--- BEGIN Records to use ---

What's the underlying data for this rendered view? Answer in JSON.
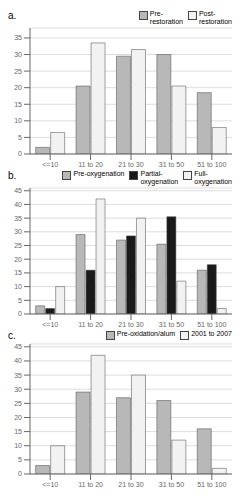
{
  "chart_data": [
    {
      "type": "bar",
      "title": "a.",
      "categories": [
        "<=10",
        "11 to 20",
        "21 to 30",
        "31 to 50",
        "51 to 100"
      ],
      "series": [
        {
          "name": "Pre-\nrestoration",
          "color": "#b8b8b8",
          "values": [
            2,
            20.5,
            29.5,
            30,
            18.5
          ]
        },
        {
          "name": "Post-\nrestoration",
          "color": "#f2f2f2",
          "values": [
            6.5,
            33.5,
            31.5,
            20.5,
            8
          ]
        }
      ],
      "ylim": [
        0,
        38
      ],
      "yticks": [
        0,
        5,
        10,
        15,
        20,
        25,
        30,
        35
      ],
      "grid": true,
      "legend": "upper right"
    },
    {
      "type": "bar",
      "title": "b.",
      "categories": [
        "<=10",
        "11 to 20",
        "21 to 30",
        "31 to 50",
        "51 to 100"
      ],
      "series": [
        {
          "name": "Pre-oxygenation",
          "color": "#b8b8b8",
          "values": [
            3,
            29,
            27,
            25.5,
            16
          ]
        },
        {
          "name": "Partial-\noxygenation",
          "color": "#1a1a1a",
          "values": [
            2,
            16,
            28.5,
            35.5,
            18
          ]
        },
        {
          "name": "Full-\noxygenation",
          "color": "#f2f2f2",
          "values": [
            10,
            42,
            35,
            12,
            2
          ]
        }
      ],
      "ylim": [
        0,
        46
      ],
      "yticks": [
        0,
        5,
        10,
        15,
        20,
        25,
        30,
        35,
        40,
        45
      ],
      "grid": true,
      "legend": "upper right"
    },
    {
      "type": "bar",
      "title": "c.",
      "categories": [
        "<=10",
        "11 to 20",
        "21 to 30",
        "31 to 50",
        "51 to 100"
      ],
      "series": [
        {
          "name": "Pre-oxidation/alum",
          "color": "#b8b8b8",
          "values": [
            3,
            29,
            27,
            26,
            16
          ]
        },
        {
          "name": "2001 to 2007",
          "color": "#f2f2f2",
          "values": [
            10,
            42,
            35,
            12,
            2
          ]
        }
      ],
      "ylim": [
        0,
        46
      ],
      "yticks": [
        0,
        5,
        10,
        15,
        20,
        25,
        30,
        35,
        40,
        45
      ],
      "grid": true,
      "legend": "upper right"
    }
  ]
}
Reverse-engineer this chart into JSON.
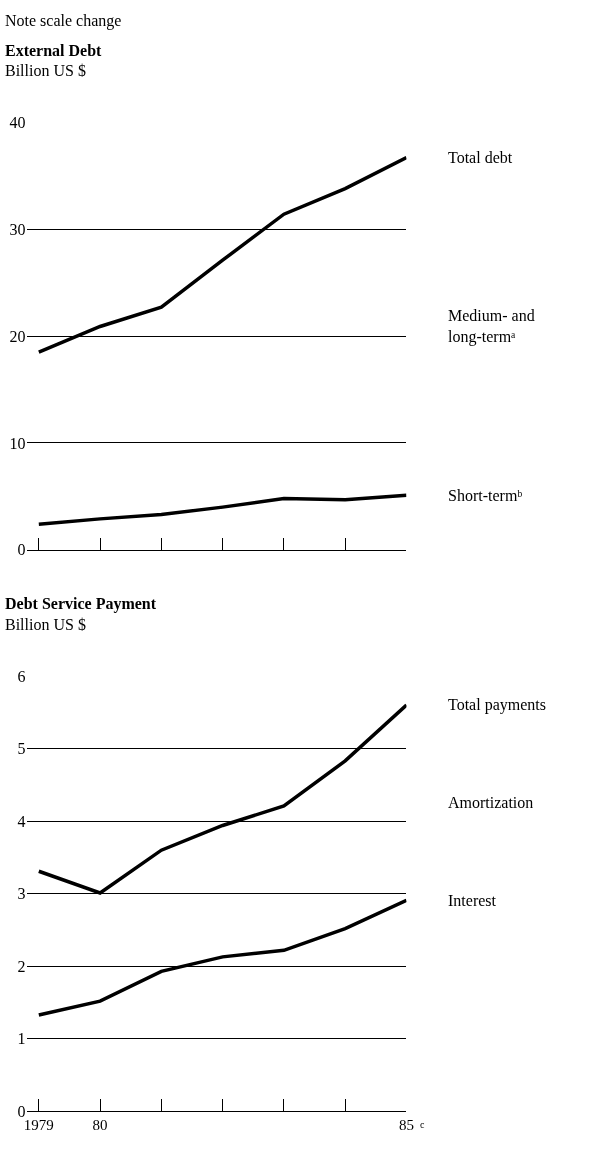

--- END Records to use ---

Reproduce the records, all of them, word for word; omit the pictures.

What's the underlying data for this rendered view? Answer in JSON.
{
  "chart_data": [
    {
      "type": "bar",
      "title": "a.",
      "categories": [
        "<=10",
        "11 to 20",
        "21 to 30",
        "31 to 50",
        "51 to 100"
      ],
      "series": [
        {
          "name": "Pre-\nrestoration",
          "color": "#b8b8b8",
          "values": [
            2,
            20.5,
            29.5,
            30,
            18.5
          ]
        },
        {
          "name": "Post-\nrestoration",
          "color": "#f2f2f2",
          "values": [
            6.5,
            33.5,
            31.5,
            20.5,
            8
          ]
        }
      ],
      "ylim": [
        0,
        38
      ],
      "yticks": [
        0,
        5,
        10,
        15,
        20,
        25,
        30,
        35
      ],
      "grid": true,
      "legend": "upper right"
    },
    {
      "type": "bar",
      "title": "b.",
      "categories": [
        "<=10",
        "11 to 20",
        "21 to 30",
        "31 to 50",
        "51 to 100"
      ],
      "series": [
        {
          "name": "Pre-oxygenation",
          "color": "#b8b8b8",
          "values": [
            3,
            29,
            27,
            25.5,
            16
          ]
        },
        {
          "name": "Partial-\noxygenation",
          "color": "#1a1a1a",
          "values": [
            2,
            16,
            28.5,
            35.5,
            18
          ]
        },
        {
          "name": "Full-\noxygenation",
          "color": "#f2f2f2",
          "values": [
            10,
            42,
            35,
            12,
            2
          ]
        }
      ],
      "ylim": [
        0,
        46
      ],
      "yticks": [
        0,
        5,
        10,
        15,
        20,
        25,
        30,
        35,
        40,
        45
      ],
      "grid": true,
      "legend": "upper right"
    },
    {
      "type": "bar",
      "title": "c.",
      "categories": [
        "<=10",
        "11 to 20",
        "21 to 30",
        "31 to 50",
        "51 to 100"
      ],
      "series": [
        {
          "name": "Pre-oxidation/alum",
          "color": "#b8b8b8",
          "values": [
            3,
            29,
            27,
            26,
            16
          ]
        },
        {
          "name": "2001 to 2007",
          "color": "#f2f2f2",
          "values": [
            10,
            42,
            35,
            12,
            2
          ]
        }
      ],
      "ylim": [
        0,
        46
      ],
      "yticks": [
        0,
        5,
        10,
        15,
        20,
        25,
        30,
        35,
        40,
        45
      ],
      "grid": true,
      "legend": "upper right"
    }
  ]
}
Reverse-engineer this chart into JSON.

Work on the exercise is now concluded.